======== The records ========
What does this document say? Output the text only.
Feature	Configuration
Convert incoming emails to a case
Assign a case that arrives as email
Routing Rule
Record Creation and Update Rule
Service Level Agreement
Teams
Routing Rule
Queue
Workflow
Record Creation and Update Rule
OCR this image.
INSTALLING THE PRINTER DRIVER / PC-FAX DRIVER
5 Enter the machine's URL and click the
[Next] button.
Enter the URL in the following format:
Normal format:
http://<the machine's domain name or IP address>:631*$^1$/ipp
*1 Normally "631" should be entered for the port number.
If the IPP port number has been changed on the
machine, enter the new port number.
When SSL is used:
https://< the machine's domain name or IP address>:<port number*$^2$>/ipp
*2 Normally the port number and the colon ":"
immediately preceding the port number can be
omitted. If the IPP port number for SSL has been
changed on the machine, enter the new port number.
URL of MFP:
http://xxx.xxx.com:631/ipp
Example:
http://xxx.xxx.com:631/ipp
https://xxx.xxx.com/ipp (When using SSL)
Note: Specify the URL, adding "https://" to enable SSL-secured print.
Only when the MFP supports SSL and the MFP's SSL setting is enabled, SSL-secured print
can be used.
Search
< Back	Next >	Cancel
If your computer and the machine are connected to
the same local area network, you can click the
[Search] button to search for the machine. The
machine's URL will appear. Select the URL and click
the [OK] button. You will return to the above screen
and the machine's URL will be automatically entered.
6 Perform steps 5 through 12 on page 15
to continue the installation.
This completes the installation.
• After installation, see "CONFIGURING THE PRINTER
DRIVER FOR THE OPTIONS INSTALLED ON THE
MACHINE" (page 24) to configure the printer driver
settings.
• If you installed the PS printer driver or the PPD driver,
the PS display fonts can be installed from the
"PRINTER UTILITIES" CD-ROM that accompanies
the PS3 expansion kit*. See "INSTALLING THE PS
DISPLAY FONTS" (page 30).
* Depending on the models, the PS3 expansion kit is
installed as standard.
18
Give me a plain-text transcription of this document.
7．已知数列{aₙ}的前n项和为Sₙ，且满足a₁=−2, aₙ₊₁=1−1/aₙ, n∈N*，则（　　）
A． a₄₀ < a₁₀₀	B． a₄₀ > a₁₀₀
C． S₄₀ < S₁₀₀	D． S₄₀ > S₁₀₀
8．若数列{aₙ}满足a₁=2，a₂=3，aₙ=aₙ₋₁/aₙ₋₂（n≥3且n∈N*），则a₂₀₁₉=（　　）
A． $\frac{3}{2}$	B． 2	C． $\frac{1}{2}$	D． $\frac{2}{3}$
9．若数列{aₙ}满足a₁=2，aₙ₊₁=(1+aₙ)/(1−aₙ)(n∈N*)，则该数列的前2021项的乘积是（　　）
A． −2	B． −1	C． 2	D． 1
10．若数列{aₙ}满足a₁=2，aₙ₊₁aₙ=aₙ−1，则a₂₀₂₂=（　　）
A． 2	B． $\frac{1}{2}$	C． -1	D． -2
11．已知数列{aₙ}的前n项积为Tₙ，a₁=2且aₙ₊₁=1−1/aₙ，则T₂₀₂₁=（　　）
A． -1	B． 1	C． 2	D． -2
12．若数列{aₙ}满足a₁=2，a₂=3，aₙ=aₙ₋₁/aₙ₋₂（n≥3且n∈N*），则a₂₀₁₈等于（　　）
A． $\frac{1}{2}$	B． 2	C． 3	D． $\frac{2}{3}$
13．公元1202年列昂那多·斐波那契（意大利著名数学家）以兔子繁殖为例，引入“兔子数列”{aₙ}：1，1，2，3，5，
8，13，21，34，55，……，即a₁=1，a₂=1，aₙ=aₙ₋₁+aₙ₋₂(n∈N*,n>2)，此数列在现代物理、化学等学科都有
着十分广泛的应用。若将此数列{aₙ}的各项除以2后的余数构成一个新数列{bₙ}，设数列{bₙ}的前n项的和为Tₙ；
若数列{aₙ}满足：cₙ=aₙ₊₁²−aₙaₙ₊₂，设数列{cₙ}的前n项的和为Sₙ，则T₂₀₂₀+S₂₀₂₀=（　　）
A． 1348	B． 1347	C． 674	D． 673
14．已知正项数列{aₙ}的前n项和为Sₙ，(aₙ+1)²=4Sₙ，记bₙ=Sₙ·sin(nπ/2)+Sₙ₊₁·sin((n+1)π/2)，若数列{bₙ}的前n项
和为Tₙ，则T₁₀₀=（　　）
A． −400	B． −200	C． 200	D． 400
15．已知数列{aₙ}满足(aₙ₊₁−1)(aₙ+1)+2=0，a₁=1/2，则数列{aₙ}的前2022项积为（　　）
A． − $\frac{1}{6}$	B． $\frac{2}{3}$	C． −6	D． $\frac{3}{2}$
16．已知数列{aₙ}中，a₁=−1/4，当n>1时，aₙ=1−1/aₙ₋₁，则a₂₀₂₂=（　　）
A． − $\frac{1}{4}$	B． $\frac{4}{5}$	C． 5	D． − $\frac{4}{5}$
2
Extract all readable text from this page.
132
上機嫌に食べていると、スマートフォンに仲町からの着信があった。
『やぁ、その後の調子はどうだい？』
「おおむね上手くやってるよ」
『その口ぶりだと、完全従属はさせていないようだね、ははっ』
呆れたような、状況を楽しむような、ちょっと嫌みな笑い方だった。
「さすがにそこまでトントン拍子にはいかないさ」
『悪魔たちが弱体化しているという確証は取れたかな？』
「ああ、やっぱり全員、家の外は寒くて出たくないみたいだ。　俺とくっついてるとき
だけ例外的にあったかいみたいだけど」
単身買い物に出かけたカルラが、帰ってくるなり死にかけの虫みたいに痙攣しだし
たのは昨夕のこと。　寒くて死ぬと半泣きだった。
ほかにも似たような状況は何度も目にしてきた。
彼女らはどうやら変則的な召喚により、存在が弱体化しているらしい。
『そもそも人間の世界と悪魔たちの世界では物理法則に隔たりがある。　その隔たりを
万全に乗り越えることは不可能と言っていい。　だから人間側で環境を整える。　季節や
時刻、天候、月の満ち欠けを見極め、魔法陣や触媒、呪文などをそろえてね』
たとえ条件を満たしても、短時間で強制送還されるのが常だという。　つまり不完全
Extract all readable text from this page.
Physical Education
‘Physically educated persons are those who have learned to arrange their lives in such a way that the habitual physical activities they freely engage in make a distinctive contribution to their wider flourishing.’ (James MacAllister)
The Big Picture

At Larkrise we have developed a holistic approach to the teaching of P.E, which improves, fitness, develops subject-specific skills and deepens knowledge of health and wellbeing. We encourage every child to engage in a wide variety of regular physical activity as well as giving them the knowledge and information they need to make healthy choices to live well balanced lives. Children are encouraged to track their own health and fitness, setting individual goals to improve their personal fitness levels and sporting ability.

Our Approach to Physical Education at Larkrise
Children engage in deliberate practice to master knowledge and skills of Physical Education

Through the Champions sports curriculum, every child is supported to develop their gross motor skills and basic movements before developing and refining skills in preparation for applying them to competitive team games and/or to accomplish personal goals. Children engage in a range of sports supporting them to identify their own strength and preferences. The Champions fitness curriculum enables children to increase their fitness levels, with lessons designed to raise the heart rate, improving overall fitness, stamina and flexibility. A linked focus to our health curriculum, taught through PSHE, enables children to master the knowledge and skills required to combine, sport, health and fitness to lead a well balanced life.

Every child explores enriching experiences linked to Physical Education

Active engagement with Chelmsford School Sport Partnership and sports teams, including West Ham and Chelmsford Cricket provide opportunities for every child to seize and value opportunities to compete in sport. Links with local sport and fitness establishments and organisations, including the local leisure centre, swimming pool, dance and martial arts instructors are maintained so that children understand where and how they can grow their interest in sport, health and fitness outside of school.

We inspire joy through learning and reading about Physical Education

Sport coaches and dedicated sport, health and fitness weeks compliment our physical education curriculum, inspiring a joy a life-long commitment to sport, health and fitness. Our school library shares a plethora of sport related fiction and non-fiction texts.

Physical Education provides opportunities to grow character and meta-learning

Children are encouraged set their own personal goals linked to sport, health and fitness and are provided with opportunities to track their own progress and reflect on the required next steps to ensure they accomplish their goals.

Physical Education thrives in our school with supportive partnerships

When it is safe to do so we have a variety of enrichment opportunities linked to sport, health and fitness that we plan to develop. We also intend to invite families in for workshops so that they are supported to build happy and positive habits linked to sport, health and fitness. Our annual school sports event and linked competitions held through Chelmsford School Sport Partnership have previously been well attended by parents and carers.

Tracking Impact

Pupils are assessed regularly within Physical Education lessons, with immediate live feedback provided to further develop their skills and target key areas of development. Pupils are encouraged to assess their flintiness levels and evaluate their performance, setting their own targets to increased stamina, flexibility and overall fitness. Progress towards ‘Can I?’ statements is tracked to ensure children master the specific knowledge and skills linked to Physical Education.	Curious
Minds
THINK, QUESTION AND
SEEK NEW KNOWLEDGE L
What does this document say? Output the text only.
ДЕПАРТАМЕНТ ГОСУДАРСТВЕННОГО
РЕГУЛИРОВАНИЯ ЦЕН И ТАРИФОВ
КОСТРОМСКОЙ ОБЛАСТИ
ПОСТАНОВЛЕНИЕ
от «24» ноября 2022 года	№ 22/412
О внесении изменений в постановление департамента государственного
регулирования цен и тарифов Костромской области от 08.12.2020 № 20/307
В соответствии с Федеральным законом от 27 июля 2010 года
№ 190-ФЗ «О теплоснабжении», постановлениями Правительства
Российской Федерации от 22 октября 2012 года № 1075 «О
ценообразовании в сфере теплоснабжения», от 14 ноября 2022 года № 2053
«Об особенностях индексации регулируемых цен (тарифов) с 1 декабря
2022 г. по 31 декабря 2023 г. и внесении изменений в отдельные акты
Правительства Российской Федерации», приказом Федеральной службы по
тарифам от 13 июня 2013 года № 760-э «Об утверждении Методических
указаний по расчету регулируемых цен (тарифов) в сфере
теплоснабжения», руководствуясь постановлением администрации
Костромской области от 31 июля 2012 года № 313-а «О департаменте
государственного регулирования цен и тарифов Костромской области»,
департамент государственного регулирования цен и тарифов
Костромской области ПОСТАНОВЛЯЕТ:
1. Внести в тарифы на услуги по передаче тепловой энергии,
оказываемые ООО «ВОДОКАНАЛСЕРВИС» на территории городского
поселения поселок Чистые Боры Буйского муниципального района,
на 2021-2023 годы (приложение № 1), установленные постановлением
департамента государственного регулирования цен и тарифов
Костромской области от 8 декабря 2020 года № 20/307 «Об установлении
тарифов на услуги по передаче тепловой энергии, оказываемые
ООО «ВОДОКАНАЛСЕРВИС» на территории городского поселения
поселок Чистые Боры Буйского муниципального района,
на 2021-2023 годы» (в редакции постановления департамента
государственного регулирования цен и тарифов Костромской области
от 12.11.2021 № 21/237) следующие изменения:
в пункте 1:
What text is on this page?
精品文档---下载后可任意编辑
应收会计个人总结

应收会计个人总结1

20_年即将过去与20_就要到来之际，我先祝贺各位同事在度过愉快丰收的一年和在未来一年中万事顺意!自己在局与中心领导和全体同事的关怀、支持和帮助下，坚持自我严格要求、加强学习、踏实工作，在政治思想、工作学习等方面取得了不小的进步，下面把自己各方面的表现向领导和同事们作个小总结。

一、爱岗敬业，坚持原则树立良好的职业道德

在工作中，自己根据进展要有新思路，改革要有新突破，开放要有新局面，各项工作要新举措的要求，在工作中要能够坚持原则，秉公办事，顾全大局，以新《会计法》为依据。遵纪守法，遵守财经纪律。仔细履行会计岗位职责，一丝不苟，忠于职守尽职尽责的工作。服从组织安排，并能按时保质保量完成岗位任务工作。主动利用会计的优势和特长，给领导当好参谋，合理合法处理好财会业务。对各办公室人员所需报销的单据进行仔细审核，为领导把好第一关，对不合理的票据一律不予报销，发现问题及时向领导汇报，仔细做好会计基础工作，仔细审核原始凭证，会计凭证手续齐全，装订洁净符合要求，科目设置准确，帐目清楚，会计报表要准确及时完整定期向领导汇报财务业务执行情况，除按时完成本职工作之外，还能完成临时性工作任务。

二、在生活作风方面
========
## Requirement:
Locate all lines holding the word "local", then copy them out.

## Answer to the task:
the same local area network, you can click the
Active engagement with Chelmsford School Sport Partnership and sports teams, including West Ham and Chelmsford Cricket provide opportunities for every child to seize and value opportunities to compete in sport. Links with local sport and fitness establishments and organisations, including the local leisure centre, swimming pool, dance and martial arts instructors are maintained so that children understand where and how they can grow their interest in sport, health and fitness outside of school.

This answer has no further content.